[Task] In the data below, take everything from the line containing "Text: below.: below." down to the line containing "Text: +4V: +4V bbox=[191, 293, 231, 310]" and write it out again, changing "collector" to "base" and leaving all else untouched.

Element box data

────────────────

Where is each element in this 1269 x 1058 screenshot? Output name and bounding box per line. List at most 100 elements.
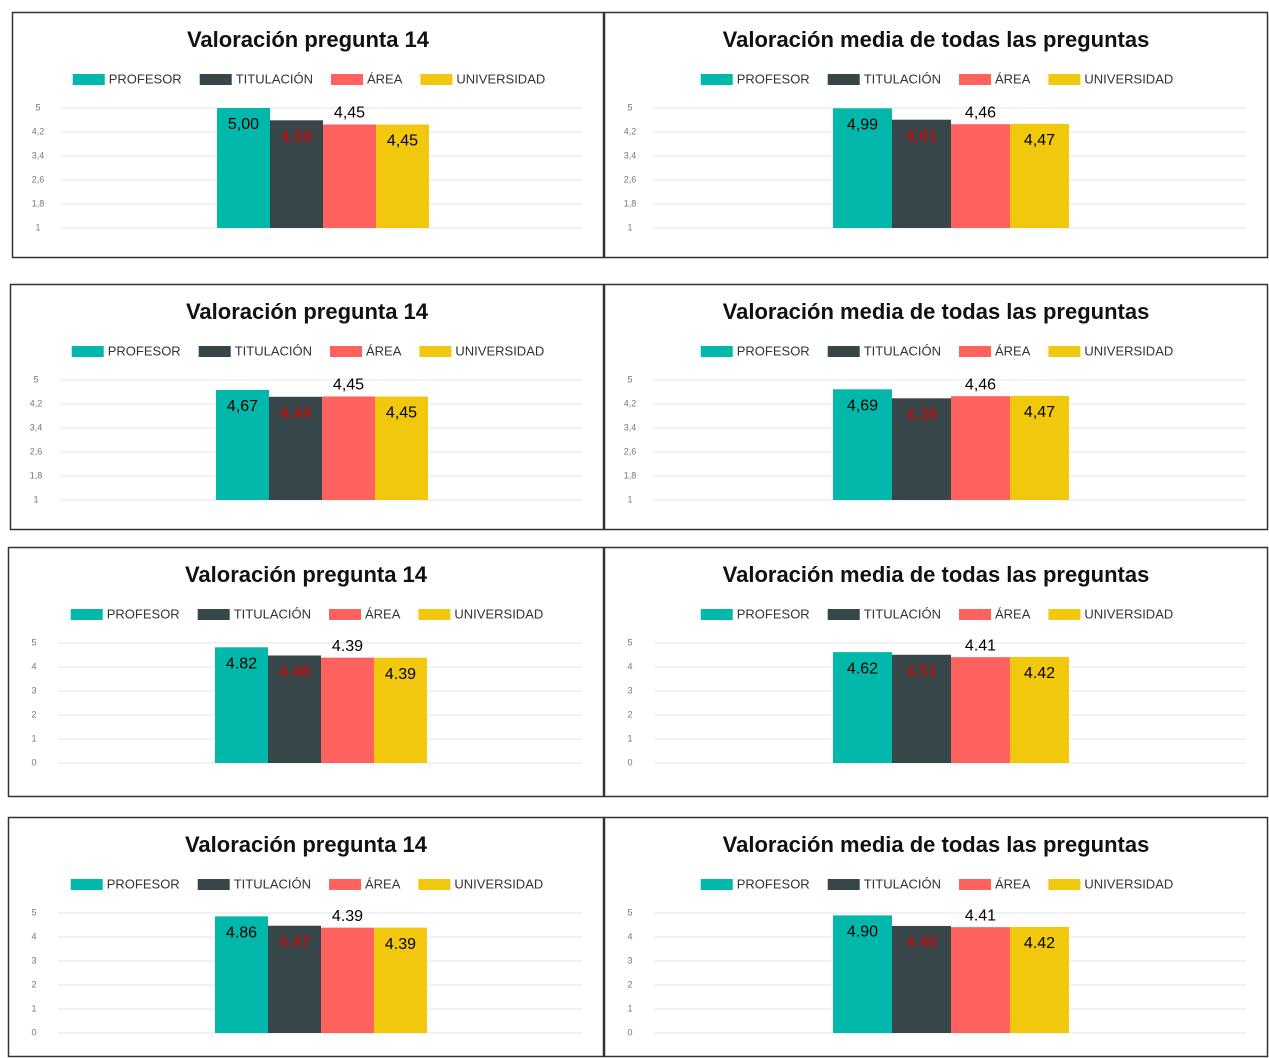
legend-label: TITULACIÓN: [864, 876, 941, 891]
legend-label: PROFESOR: [109, 71, 182, 86]
bar: [951, 396, 1010, 500]
bar: [374, 927, 427, 1033]
y-tick-label: 3: [627, 955, 632, 965]
y-tick-label: 1: [627, 222, 632, 232]
y-tick-label: 5: [31, 907, 36, 917]
legend-swatch: [419, 346, 452, 357]
value-label: 4.46: [906, 934, 937, 951]
value-label: 4.62: [847, 660, 878, 677]
bar: [892, 925, 951, 1033]
value-label: 4.47: [279, 934, 310, 951]
value-label: 4,59: [281, 129, 312, 146]
chart-title: Valoración media de todas las preguntas: [723, 27, 1150, 52]
y-tick-label: 4: [31, 931, 36, 941]
bar: [833, 389, 892, 500]
y-tick-label: 0: [627, 757, 632, 767]
bar: [833, 652, 892, 763]
y-tick-label: 3: [31, 685, 36, 695]
bar: [321, 657, 374, 763]
legend-swatch: [700, 879, 733, 890]
panel-border: [11, 11, 605, 259]
bar: [1010, 926, 1069, 1033]
value-label: 4,69: [847, 398, 878, 415]
bar: [1010, 656, 1069, 763]
legend-swatch: [70, 609, 103, 620]
legend-swatch: [418, 879, 451, 890]
legend-label: PROFESOR: [108, 343, 181, 358]
legend-label: TITULACIÓN: [234, 606, 311, 621]
bar: [833, 915, 892, 1033]
chart-title: Valoración pregunta 14: [185, 832, 428, 857]
bar: [1010, 123, 1069, 228]
y-tick-label: 4,2: [30, 398, 43, 408]
value-label: 4,61: [906, 128, 937, 145]
value-label: 4,67: [227, 398, 258, 415]
legend-label: UNIVERSIDAD: [1084, 71, 1173, 86]
legend-label: PROFESOR: [107, 876, 180, 891]
legend-swatch: [1048, 879, 1081, 890]
y-tick-label: 2,6: [32, 174, 45, 184]
legend-swatch: [329, 609, 361, 620]
y-tick-label: 5: [33, 374, 38, 384]
legend-swatch: [700, 74, 733, 85]
bar: [951, 927, 1010, 1033]
legend-swatch: [827, 346, 860, 357]
bar: [323, 124, 376, 228]
bar: [892, 654, 951, 763]
chart-title: Valoración media de todas las preguntas: [723, 832, 1150, 857]
y-tick-label: 1: [33, 494, 38, 504]
legend-swatch: [959, 879, 991, 890]
legend-swatch: [331, 74, 363, 85]
y-tick-label: 1,8: [32, 198, 45, 208]
value-label: 4.39: [385, 936, 416, 953]
y-tick-label: 4: [627, 661, 632, 671]
legend-label: ÁREA: [365, 606, 401, 621]
panel-border: [603, 11, 1269, 259]
y-tick-label: 3,4: [32, 150, 45, 160]
y-tick-label: 2,6: [624, 174, 637, 184]
y-tick-label: 1: [31, 1003, 36, 1013]
y-tick-label: 2,6: [30, 446, 43, 456]
y-tick-label: 5: [35, 102, 40, 112]
value-label: 4,39: [906, 407, 937, 424]
legend-label: ÁREA: [995, 343, 1031, 358]
bar: [1010, 395, 1069, 500]
bar: [375, 396, 428, 500]
legend-label: UNIVERSIDAD: [454, 606, 543, 621]
value-label: 4,99: [847, 117, 878, 134]
bar: [268, 655, 321, 763]
value-label: 4.90: [847, 924, 878, 941]
y-tick-label: 1: [35, 222, 40, 232]
bar: [270, 120, 323, 228]
bar: [216, 389, 269, 500]
legend-swatch: [827, 609, 860, 620]
value-label: 4.39: [385, 666, 416, 683]
y-tick-label: 4,2: [32, 126, 45, 136]
legend-label: PROFESOR: [737, 876, 810, 891]
legend-swatch: [71, 346, 104, 357]
bar: [892, 398, 951, 500]
bar: [374, 657, 427, 763]
y-tick-label: 3,4: [624, 150, 637, 160]
y-tick-label: 1,8: [624, 198, 637, 208]
y-tick-label: 2: [31, 979, 36, 989]
chart-title: Valoración media de todas las preguntas: [723, 562, 1150, 587]
y-tick-label: 5: [627, 907, 632, 917]
bar: [951, 124, 1010, 228]
legend-label: ÁREA: [995, 71, 1031, 86]
y-tick-label: 1,8: [30, 470, 43, 480]
legend-swatch: [70, 879, 103, 890]
legend-label: UNIVERSIDAD: [1084, 343, 1173, 358]
y-tick-label: 5: [31, 637, 36, 647]
y-tick-label: 3: [31, 955, 36, 965]
legend-swatch: [72, 74, 105, 85]
bar: [892, 119, 951, 228]
value-label: 4.39: [332, 638, 363, 655]
panel-border: [603, 816, 1269, 1058]
y-tick-label: 1: [627, 1003, 632, 1013]
value-label: 4,47: [1024, 404, 1055, 421]
legend-swatch: [330, 346, 362, 357]
legend-swatch: [1048, 609, 1081, 620]
legend-label: TITULACIÓN: [236, 71, 313, 86]
y-tick-label: 0: [31, 1027, 36, 1037]
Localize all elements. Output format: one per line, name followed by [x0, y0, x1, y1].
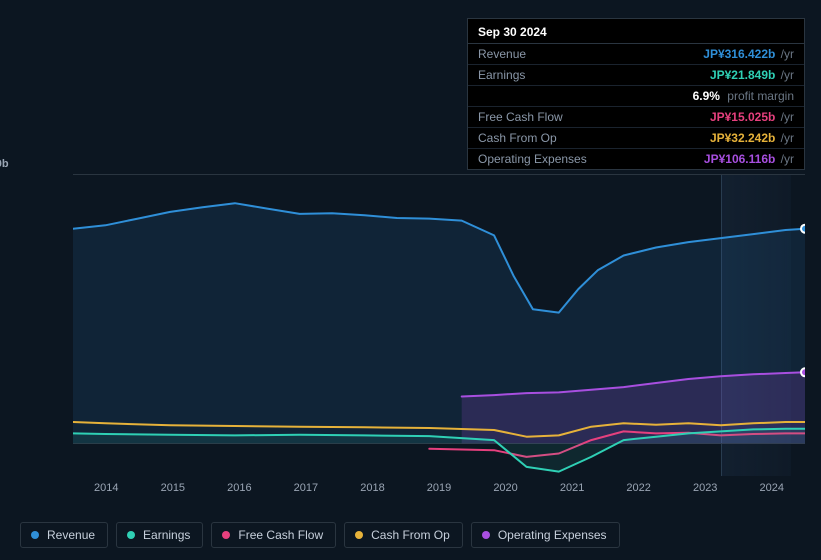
legend-label: Revenue [47, 528, 95, 542]
legend-item[interactable]: Cash From Op [344, 522, 463, 548]
tooltip-value: JP¥106.116b /yr [704, 152, 794, 166]
x-tick-label: 2015 [140, 482, 207, 502]
legend-dot-icon [222, 531, 230, 539]
y-tick-label: JP¥0 [0, 422, 28, 434]
plot-area[interactable] [73, 174, 805, 476]
legend-label: Operating Expenses [498, 528, 607, 542]
tooltip-row: RevenueJP¥316.422b /yr [468, 44, 804, 65]
x-tick-label: 2016 [206, 482, 273, 502]
x-tick-label: 2022 [605, 482, 672, 502]
legend-dot-icon [482, 531, 490, 539]
series-svg [73, 175, 805, 477]
tooltip-row: EarningsJP¥21.849b /yr [468, 65, 804, 86]
tooltip-row: Operating ExpensesJP¥106.116b /yr [468, 149, 804, 169]
x-tick-label: 2017 [273, 482, 340, 502]
tooltip-label [478, 89, 693, 103]
tooltip-label: Earnings [478, 68, 710, 82]
legend-dot-icon [127, 531, 135, 539]
x-tick-label: 2014 [73, 482, 140, 502]
data-tooltip: Sep 30 2024 RevenueJP¥316.422b /yrEarnin… [467, 18, 805, 170]
tooltip-label: Operating Expenses [478, 152, 704, 166]
x-tick-label: 2024 [738, 482, 805, 502]
tooltip-value: 6.9% profit margin [693, 89, 794, 103]
legend-dot-icon [31, 531, 39, 539]
x-tick-label: 2019 [406, 482, 473, 502]
x-tick-label: 2020 [472, 482, 539, 502]
tooltip-value: JP¥15.025b /yr [710, 110, 794, 124]
x-tick-label: 2021 [539, 482, 606, 502]
legend-item[interactable]: Operating Expenses [471, 522, 620, 548]
tooltip-row: Free Cash FlowJP¥15.025b /yr [468, 107, 804, 128]
x-tick-label: 2023 [672, 482, 739, 502]
tooltip-label: Cash From Op [478, 131, 710, 145]
tooltip-value: JP¥21.849b /yr [710, 68, 794, 82]
legend-label: Free Cash Flow [238, 528, 323, 542]
tooltip-row: Cash From OpJP¥32.242b /yr [468, 128, 804, 149]
tooltip-row: 6.9% profit margin [468, 86, 804, 107]
legend-label: Earnings [143, 528, 190, 542]
tooltip-value: JP¥316.422b /yr [703, 47, 794, 61]
x-axis: 2014201520162017201820192020202120222023… [73, 482, 805, 502]
legend-dot-icon [355, 531, 363, 539]
tooltip-date: Sep 30 2024 [468, 19, 804, 44]
y-tick-label: -JP¥50b [0, 462, 16, 474]
legend-label: Cash From Op [371, 528, 450, 542]
legend: Revenue Earnings Free Cash Flow Cash From O… [20, 522, 620, 548]
tooltip-rows: RevenueJP¥316.422b /yrEarningsJP¥21.849b… [468, 44, 804, 169]
tooltip-label: Revenue [478, 47, 703, 61]
legend-item[interactable]: Earnings [116, 522, 203, 548]
tooltip-label: Free Cash Flow [478, 110, 710, 124]
x-tick-label: 2018 [339, 482, 406, 502]
y-tick-label: JP¥400b [0, 158, 22, 170]
tooltip-value: JP¥32.242b /yr [710, 131, 794, 145]
financial-chart[interactable]: JP¥400b JP¥0 -JP¥50b 2014201520162017201… [18, 160, 805, 480]
legend-item[interactable]: Free Cash Flow [211, 522, 336, 548]
legend-item[interactable]: Revenue [20, 522, 108, 548]
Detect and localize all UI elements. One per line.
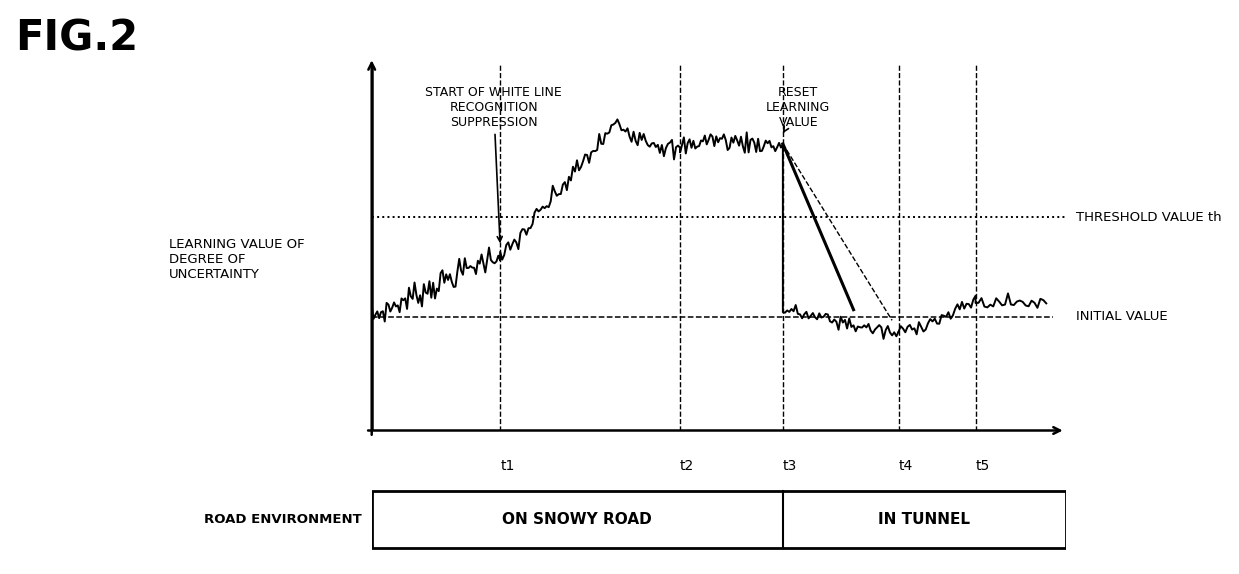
Text: IN TUNNEL: IN TUNNEL	[878, 512, 970, 527]
Text: THRESHOLD VALUE th: THRESHOLD VALUE th	[1075, 211, 1222, 224]
Text: ON SNOWY ROAD: ON SNOWY ROAD	[502, 512, 652, 527]
Text: t3: t3	[783, 459, 797, 473]
Text: LEARNING VALUE OF
DEGREE OF
UNCERTAINTY: LEARNING VALUE OF DEGREE OF UNCERTAINTY	[169, 238, 305, 281]
Text: FIG.2: FIG.2	[15, 17, 138, 59]
Text: RESET
LEARNING
VALUE: RESET LEARNING VALUE	[766, 86, 830, 132]
Text: t4: t4	[898, 459, 913, 473]
Text: START OF WHITE LINE
RECOGNITION
SUPPRESSION: START OF WHITE LINE RECOGNITION SUPPRESS…	[425, 86, 563, 242]
Text: t5: t5	[975, 459, 990, 473]
Text: t1: t1	[501, 459, 514, 473]
Text: ROAD ENVIRONMENT: ROAD ENVIRONMENT	[203, 513, 362, 526]
Text: t2: t2	[680, 459, 694, 473]
Text: INITIAL VALUE: INITIAL VALUE	[1075, 311, 1167, 323]
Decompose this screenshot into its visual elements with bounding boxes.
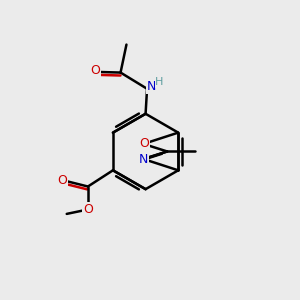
Text: O: O bbox=[58, 173, 68, 187]
Text: O: O bbox=[83, 203, 93, 216]
Text: N: N bbox=[147, 80, 157, 93]
Text: H: H bbox=[155, 77, 164, 87]
Text: O: O bbox=[139, 137, 149, 150]
Text: O: O bbox=[90, 64, 100, 77]
Text: N: N bbox=[139, 153, 148, 166]
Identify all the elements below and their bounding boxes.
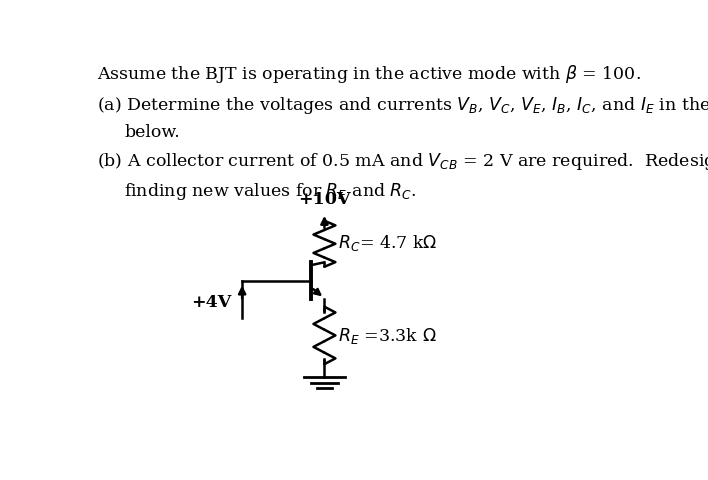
Text: below.: below. bbox=[124, 124, 180, 141]
Text: $R_C$= 4.7 k$\Omega$: $R_C$= 4.7 k$\Omega$ bbox=[338, 232, 438, 252]
Text: (b) A collector current of 0.5 mA and $V_{CB}$ = 2 V are required.  Redesign the: (b) A collector current of 0.5 mA and $V… bbox=[97, 151, 708, 172]
Text: +4V: +4V bbox=[191, 293, 231, 310]
Text: finding new values for $R_E$ and $R_C$.: finding new values for $R_E$ and $R_C$. bbox=[124, 180, 417, 201]
Text: Assume the BJT is operating in the active mode with $\beta$ = 100.: Assume the BJT is operating in the activ… bbox=[97, 63, 641, 85]
Text: +10V: +10V bbox=[298, 191, 350, 208]
Text: (a) Determine the voltages and currents $V_B$, $V_C$, $V_E$, $I_B$, $I_C$, and $: (a) Determine the voltages and currents … bbox=[97, 95, 708, 116]
Text: $R_E$ =3.3k $\Omega$: $R_E$ =3.3k $\Omega$ bbox=[338, 326, 437, 346]
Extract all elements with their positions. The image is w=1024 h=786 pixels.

────────────────

[Written response]
Text: below.: below. bbox=[124, 124, 180, 141]
Text: $R_C$= 4.7 k$\Omega$: $R_C$= 4.7 k$\Omega$ bbox=[338, 232, 438, 252]
Text: (b) A base current of 0.5 mA and $V_{CB}$ = 2 V are required.  Redesign the: (b) A base current of 0.5 mA and $V… bbox=[97, 151, 708, 172]
Text: +4V: +4V bbox=[191, 293, 231, 310]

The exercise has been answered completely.